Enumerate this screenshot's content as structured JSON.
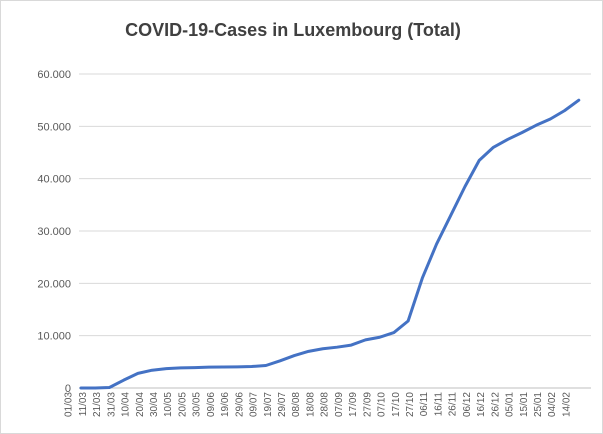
{
  "chart_data": {
    "type": "line",
    "title": "COVID-19-Cases in Luxembourg (Total)",
    "xlabel": "",
    "ylabel": "",
    "ylim": [
      0,
      60000
    ],
    "yticks": [
      0,
      10000,
      20000,
      30000,
      40000,
      50000,
      60000
    ],
    "ytick_labels": [
      "0",
      "10.000",
      "20.000",
      "30.000",
      "40.000",
      "50.000",
      "60.000"
    ],
    "grid": true,
    "legend": "none",
    "line_color": "#4472c4",
    "x_tick_labels": [
      "01/03",
      "11/03",
      "21/03",
      "31/03",
      "10/04",
      "20/04",
      "30/04",
      "10/05",
      "20/05",
      "30/05",
      "09/06",
      "19/06",
      "29/06",
      "09/07",
      "19/07",
      "29/07",
      "08/08",
      "18/08",
      "28/08",
      "07/09",
      "17/09",
      "27/09",
      "07/10",
      "17/10",
      "27/10",
      "06/11",
      "16/11",
      "26/11",
      "06/12",
      "16/12",
      "26/12",
      "05/01",
      "15/01",
      "25/01",
      "04/02",
      "14/02"
    ],
    "series": [
      {
        "values": [
          0,
          5,
          100,
          1500,
          2800,
          3400,
          3700,
          3850,
          3900,
          3980,
          4010,
          4040,
          4100,
          4300,
          5200,
          6200,
          7000,
          7500,
          7800,
          8200,
          9200,
          9700,
          10600,
          12800,
          21000,
          27500,
          33000,
          38500,
          43500,
          46000,
          47500,
          48800,
          50200,
          51400,
          53000,
          55000
        ]
      }
    ]
  }
}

== Written instruction ==
Pictures in the data above should not be copied; transcribe everything else exactly.

== The answer ==
Enumerate this screenshot's content as structured JSON.
{
  "chart_data": {
    "type": "line",
    "title": "COVID-19-Cases in Luxembourg (Total)",
    "xlabel": "",
    "ylabel": "",
    "ylim": [
      0,
      60000
    ],
    "yticks": [
      0,
      10000,
      20000,
      30000,
      40000,
      50000,
      60000
    ],
    "ytick_labels": [
      "0",
      "10.000",
      "20.000",
      "30.000",
      "40.000",
      "50.000",
      "60.000"
    ],
    "grid": true,
    "legend": "none",
    "line_color": "#4472c4",
    "x_tick_labels": [
      "01/03",
      "11/03",
      "21/03",
      "31/03",
      "10/04",
      "20/04",
      "30/04",
      "10/05",
      "20/05",
      "30/05",
      "09/06",
      "19/06",
      "29/06",
      "09/07",
      "19/07",
      "29/07",
      "08/08",
      "18/08",
      "28/08",
      "07/09",
      "17/09",
      "27/09",
      "07/10",
      "17/10",
      "27/10",
      "06/11",
      "16/11",
      "26/11",
      "06/12",
      "16/12",
      "26/12",
      "05/01",
      "15/01",
      "25/01",
      "04/02",
      "14/02"
    ],
    "series": [
      {
        "values": [
          0,
          5,
          100,
          1500,
          2800,
          3400,
          3700,
          3850,
          3900,
          3980,
          4010,
          4040,
          4100,
          4300,
          5200,
          6200,
          7000,
          7500,
          7800,
          8200,
          9200,
          9700,
          10600,
          12800,
          21000,
          27500,
          33000,
          38500,
          43500,
          46000,
          47500,
          48800,
          50200,
          51400,
          53000,
          55000
        ]
      }
    ]
  }
}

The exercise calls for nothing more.